Present the following data again exactly as it is shown.

§ Data records:
== == ==
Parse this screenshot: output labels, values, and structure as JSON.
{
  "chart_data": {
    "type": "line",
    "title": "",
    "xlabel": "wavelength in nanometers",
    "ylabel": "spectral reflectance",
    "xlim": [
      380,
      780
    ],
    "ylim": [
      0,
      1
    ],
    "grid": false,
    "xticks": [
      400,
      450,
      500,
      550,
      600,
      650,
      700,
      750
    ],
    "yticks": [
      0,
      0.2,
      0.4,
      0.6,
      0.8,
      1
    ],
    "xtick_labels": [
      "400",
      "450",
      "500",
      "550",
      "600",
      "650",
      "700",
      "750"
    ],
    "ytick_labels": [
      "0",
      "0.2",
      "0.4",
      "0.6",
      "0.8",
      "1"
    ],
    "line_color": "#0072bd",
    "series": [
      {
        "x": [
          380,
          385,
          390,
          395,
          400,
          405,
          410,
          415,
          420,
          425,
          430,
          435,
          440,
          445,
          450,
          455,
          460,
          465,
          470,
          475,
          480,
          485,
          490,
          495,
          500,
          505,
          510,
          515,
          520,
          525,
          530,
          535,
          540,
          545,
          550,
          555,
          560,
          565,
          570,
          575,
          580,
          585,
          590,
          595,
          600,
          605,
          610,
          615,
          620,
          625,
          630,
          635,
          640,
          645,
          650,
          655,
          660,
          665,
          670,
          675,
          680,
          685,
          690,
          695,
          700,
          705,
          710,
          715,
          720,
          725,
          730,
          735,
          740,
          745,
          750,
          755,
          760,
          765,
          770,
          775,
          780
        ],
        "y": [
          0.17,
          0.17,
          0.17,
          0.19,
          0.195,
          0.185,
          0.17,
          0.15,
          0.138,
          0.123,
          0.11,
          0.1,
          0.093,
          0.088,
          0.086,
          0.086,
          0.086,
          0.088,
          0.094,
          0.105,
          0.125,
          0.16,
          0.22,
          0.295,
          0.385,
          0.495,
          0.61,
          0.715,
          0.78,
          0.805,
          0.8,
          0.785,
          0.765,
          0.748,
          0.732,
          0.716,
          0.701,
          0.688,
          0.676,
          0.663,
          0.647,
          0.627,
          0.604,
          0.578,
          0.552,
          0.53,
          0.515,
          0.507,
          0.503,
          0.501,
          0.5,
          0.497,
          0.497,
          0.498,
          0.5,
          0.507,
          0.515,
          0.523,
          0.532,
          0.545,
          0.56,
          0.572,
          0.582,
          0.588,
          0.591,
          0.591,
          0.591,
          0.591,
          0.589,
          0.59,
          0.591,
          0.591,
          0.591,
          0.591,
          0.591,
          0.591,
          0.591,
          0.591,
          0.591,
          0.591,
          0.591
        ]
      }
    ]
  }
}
== == ==
§ Answer to the problem:
Parse this screenshot: output labels, values, and structure as JSON.
{
  "chart_data": {
    "type": "line",
    "title": "",
    "xlabel": "wavelength in nanometers",
    "ylabel": "spectral reflectance",
    "xlim": [
      380,
      780
    ],
    "ylim": [
      0,
      1
    ],
    "grid": false,
    "xticks": [
      400,
      450,
      500,
      550,
      600,
      650,
      700,
      750
    ],
    "yticks": [
      0,
      0.2,
      0.4,
      0.6,
      0.8,
      1
    ],
    "xtick_labels": [
      "400",
      "450",
      "500",
      "550",
      "600",
      "650",
      "700",
      "750"
    ],
    "ytick_labels": [
      "0",
      "0.2",
      "0.4",
      "0.6",
      "0.8",
      "1"
    ],
    "line_color": "#0072bd",
    "series": [
      {
        "x": [
          380,
          385,
          390,
          395,
          400,
          405,
          410,
          415,
          420,
          425,
          430,
          435,
          440,
          445,
          450,
          455,
          460,
          465,
          470,
          475,
          480,
          485,
          490,
          495,
          500,
          505,
          510,
          515,
          520,
          525,
          530,
          535,
          540,
          545,
          550,
          555,
          560,
          565,
          570,
          575,
          580,
          585,
          590,
          595,
          600,
          605,
          610,
          615,
          620,
          625,
          630,
          635,
          640,
          645,
          650,
          655,
          660,
          665,
          670,
          675,
          680,
          685,
          690,
          695,
          700,
          705,
          710,
          715,
          720,
          725,
          730,
          735,
          740,
          745,
          750,
          755,
          760,
          765,
          770,
          775,
          780
        ],
        "y": [
          0.17,
          0.17,
          0.17,
          0.19,
          0.195,
          0.185,
          0.17,
          0.15,
          0.138,
          0.123,
          0.11,
          0.1,
          0.093,
          0.088,
          0.086,
          0.086,
          0.086,
          0.088,
          0.094,
          0.105,
          0.125,
          0.16,
          0.22,
          0.295,
          0.385,
          0.495,
          0.61,
          0.715,
          0.78,
          0.805,
          0.8,
          0.785,
          0.765,
          0.748,
          0.732,
          0.716,
          0.701,
          0.688,
          0.676,
          0.663,
          0.647,
          0.627,
          0.604,
          0.578,
          0.552,
          0.53,
          0.515,
          0.507,
          0.503,
          0.501,
          0.5,
          0.497,
          0.497,
          0.498,
          0.5,
          0.507,
          0.515,
          0.523,
          0.532,
          0.545,
          0.56,
          0.572,
          0.582,
          0.588,
          0.591,
          0.591,
          0.591,
          0.591,
          0.589,
          0.59,
          0.591,
          0.591,
          0.591,
          0.591,
          0.591,
          0.591,
          0.591,
          0.591,
          0.591,
          0.591,
          0.591
        ]
      }
    ]
  }
}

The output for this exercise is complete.